● **TASK DETAILS**: Where a line holds the word "replies", copy that line.

(Data entries)
────────────────────

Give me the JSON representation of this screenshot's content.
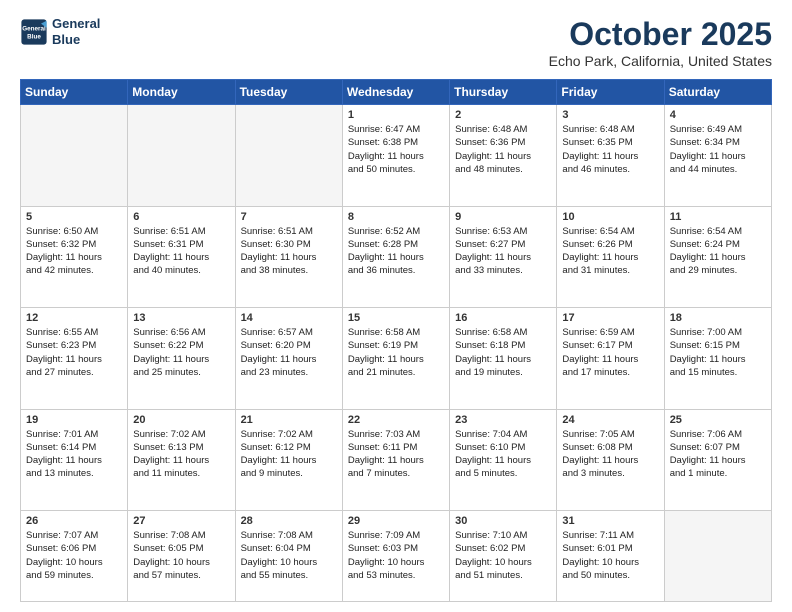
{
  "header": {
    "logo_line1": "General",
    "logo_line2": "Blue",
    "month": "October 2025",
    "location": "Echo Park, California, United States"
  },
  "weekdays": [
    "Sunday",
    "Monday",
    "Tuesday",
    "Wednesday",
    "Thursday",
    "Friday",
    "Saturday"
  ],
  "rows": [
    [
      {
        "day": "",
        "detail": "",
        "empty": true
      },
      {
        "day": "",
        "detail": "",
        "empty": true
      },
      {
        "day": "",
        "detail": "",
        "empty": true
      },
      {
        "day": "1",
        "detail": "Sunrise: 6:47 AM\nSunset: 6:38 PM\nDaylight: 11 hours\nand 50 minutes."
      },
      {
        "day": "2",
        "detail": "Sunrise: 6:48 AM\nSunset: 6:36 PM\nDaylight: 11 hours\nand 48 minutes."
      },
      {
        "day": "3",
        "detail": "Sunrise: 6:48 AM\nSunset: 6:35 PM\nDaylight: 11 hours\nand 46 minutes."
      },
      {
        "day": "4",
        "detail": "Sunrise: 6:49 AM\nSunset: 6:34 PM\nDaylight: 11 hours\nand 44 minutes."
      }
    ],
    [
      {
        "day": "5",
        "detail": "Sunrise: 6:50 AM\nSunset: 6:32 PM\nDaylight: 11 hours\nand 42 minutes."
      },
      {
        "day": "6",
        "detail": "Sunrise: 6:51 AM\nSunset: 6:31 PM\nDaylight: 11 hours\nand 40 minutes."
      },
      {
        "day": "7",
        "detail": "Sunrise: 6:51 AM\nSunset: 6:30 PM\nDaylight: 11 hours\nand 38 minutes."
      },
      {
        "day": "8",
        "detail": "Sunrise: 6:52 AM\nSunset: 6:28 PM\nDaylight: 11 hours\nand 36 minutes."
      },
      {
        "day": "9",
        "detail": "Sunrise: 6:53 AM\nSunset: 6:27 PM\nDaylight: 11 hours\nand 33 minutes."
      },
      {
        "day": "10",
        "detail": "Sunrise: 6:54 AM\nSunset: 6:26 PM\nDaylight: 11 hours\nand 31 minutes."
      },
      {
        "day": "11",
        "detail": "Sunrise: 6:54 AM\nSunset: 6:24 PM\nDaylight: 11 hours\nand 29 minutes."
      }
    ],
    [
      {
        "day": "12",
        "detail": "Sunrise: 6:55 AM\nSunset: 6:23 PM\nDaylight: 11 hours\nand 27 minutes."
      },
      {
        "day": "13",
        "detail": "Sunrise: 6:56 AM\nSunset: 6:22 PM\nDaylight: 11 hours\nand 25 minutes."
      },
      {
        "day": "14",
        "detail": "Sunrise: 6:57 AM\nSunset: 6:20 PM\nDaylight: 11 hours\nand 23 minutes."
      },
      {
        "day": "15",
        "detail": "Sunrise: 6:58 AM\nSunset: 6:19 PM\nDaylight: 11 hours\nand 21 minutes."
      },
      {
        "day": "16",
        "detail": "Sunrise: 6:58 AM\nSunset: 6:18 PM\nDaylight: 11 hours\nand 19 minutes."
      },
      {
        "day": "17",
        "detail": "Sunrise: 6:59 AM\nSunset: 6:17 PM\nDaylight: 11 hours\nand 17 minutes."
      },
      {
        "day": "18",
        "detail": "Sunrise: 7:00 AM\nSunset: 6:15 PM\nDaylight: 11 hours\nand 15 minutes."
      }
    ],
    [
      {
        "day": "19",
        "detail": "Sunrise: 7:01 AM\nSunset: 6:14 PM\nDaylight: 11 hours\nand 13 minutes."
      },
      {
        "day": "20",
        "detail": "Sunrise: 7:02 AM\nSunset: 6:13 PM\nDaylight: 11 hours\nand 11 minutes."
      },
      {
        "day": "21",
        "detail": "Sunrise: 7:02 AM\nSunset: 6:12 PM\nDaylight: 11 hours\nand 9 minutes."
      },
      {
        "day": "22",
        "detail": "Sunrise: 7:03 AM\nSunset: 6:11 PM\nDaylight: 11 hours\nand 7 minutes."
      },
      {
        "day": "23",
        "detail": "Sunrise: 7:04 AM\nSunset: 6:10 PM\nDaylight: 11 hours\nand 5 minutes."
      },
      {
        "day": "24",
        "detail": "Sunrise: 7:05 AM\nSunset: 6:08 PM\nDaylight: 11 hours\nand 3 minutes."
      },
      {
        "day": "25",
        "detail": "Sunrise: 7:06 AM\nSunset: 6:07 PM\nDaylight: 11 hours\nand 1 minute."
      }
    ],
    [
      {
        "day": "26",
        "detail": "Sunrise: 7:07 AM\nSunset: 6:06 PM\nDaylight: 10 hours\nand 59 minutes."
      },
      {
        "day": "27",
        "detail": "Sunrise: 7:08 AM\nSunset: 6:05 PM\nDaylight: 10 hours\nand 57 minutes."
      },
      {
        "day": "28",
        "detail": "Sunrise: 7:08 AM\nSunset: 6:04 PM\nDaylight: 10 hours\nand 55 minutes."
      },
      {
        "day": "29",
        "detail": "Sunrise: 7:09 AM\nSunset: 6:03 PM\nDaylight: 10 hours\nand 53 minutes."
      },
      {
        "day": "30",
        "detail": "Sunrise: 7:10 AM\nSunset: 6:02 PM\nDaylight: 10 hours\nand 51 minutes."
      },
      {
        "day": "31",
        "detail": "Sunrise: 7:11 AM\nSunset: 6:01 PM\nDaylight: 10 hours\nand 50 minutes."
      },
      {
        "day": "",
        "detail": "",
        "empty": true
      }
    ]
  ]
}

────────────────────

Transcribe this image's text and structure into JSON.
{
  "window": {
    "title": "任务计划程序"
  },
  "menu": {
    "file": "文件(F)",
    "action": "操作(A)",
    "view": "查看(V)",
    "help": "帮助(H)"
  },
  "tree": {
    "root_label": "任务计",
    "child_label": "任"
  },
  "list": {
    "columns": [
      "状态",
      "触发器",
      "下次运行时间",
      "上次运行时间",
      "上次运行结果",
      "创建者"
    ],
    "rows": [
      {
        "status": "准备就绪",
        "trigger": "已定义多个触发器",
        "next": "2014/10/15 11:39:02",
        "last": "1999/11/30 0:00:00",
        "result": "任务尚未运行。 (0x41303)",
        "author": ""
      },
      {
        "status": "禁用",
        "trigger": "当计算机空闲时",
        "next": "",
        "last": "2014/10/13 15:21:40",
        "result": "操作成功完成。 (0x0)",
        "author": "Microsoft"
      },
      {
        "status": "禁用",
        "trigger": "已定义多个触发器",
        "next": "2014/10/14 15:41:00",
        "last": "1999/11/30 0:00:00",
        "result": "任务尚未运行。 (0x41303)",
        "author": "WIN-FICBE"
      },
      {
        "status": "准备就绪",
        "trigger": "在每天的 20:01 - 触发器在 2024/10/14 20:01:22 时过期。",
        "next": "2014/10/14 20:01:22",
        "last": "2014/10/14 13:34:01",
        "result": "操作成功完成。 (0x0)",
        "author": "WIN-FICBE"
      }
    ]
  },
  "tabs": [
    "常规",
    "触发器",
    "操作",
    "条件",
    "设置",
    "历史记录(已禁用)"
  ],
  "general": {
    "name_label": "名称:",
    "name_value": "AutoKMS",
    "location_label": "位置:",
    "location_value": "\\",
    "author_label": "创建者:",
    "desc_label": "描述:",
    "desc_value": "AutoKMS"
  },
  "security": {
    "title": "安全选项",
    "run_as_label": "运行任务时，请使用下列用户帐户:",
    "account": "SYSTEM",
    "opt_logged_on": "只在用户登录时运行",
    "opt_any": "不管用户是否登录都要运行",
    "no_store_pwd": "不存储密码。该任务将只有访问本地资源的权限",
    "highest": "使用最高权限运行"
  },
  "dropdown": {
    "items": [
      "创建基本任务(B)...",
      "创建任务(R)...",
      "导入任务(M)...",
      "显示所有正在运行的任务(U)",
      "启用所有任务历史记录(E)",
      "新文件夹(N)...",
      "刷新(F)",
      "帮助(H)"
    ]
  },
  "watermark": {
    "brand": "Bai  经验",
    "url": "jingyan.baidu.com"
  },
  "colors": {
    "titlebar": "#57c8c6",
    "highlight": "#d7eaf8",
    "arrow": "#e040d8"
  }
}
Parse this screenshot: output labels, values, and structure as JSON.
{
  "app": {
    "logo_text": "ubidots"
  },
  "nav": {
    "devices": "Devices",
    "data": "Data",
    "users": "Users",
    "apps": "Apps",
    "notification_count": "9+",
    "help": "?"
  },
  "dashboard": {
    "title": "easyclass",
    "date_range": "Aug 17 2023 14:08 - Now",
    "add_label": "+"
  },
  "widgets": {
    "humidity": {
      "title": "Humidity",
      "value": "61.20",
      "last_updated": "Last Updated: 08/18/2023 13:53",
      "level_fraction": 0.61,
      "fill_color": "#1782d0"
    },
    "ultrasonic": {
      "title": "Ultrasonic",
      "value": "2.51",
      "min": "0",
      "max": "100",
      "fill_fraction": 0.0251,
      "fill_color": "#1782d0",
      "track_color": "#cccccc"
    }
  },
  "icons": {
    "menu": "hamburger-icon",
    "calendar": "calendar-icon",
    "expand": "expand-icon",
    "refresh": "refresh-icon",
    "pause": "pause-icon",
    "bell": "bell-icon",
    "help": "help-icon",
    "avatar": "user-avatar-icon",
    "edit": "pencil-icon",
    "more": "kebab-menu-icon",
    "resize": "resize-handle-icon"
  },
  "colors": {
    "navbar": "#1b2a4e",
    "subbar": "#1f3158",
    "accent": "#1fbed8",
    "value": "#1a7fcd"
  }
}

────────────────────

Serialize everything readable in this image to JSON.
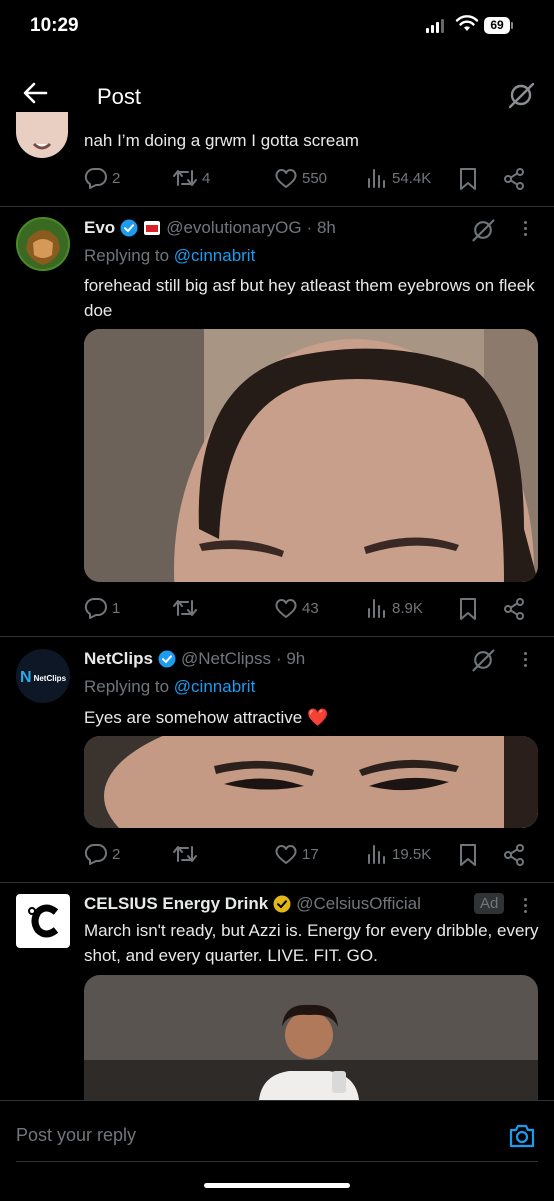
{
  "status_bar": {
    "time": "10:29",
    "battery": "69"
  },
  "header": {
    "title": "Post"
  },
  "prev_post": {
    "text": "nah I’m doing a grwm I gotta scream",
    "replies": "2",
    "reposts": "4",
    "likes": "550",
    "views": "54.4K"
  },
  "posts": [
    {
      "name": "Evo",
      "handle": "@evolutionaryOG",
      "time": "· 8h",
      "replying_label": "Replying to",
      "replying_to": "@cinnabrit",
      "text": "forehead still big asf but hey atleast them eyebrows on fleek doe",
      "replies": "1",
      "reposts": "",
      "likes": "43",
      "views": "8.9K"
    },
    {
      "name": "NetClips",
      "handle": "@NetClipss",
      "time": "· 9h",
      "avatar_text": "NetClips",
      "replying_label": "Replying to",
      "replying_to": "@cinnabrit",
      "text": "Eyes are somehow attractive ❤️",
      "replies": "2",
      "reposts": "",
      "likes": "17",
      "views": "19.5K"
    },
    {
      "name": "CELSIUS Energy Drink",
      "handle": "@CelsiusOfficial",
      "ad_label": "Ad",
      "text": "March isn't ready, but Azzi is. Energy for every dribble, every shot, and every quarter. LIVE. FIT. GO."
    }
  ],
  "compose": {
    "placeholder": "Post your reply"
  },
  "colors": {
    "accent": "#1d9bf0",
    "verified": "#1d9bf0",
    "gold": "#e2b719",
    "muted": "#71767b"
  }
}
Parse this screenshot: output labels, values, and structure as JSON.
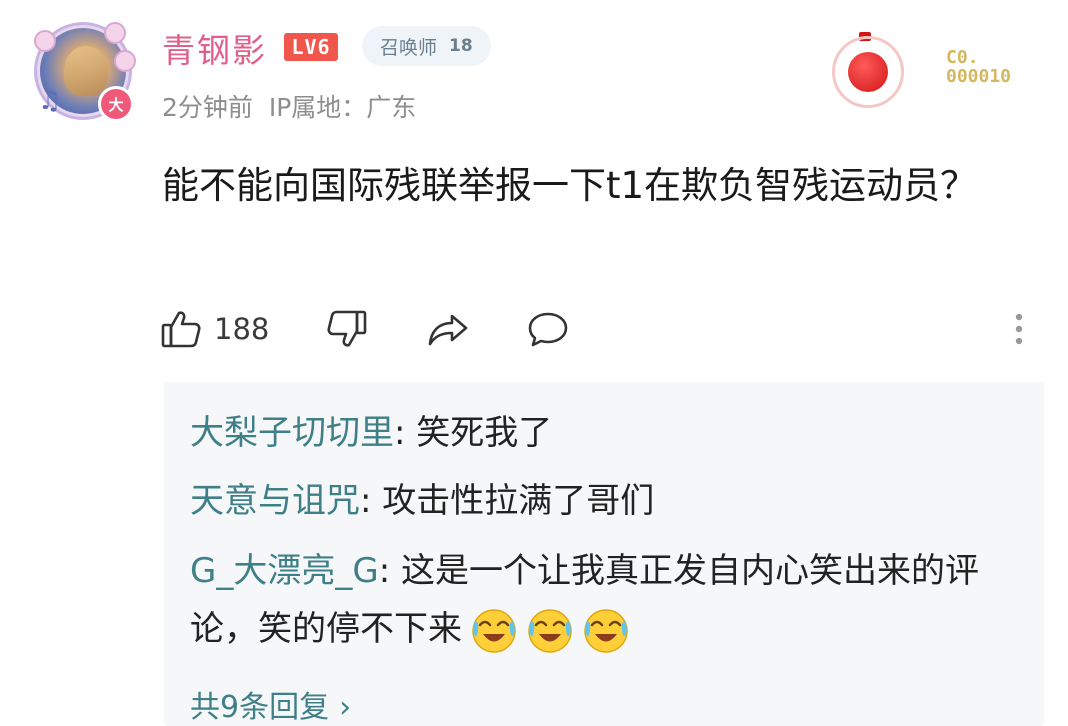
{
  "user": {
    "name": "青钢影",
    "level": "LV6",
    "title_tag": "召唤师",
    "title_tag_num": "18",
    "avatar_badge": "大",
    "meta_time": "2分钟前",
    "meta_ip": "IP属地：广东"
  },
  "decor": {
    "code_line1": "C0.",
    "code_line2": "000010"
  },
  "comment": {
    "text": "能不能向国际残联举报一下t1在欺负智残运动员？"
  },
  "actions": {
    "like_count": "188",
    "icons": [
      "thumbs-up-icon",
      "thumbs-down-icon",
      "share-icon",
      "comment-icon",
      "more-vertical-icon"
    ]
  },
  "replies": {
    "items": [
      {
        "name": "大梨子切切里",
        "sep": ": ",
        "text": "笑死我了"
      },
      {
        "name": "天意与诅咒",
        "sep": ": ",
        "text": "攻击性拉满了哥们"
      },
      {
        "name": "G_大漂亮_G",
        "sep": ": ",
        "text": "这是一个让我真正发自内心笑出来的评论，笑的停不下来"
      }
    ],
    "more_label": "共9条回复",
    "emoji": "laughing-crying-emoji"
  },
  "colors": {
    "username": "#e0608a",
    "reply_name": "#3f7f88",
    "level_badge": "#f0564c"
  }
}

────────────────────

● **REPLY**:
    "replies": "2",
      "replies": "1",
      "replies": "2",
  "replies": {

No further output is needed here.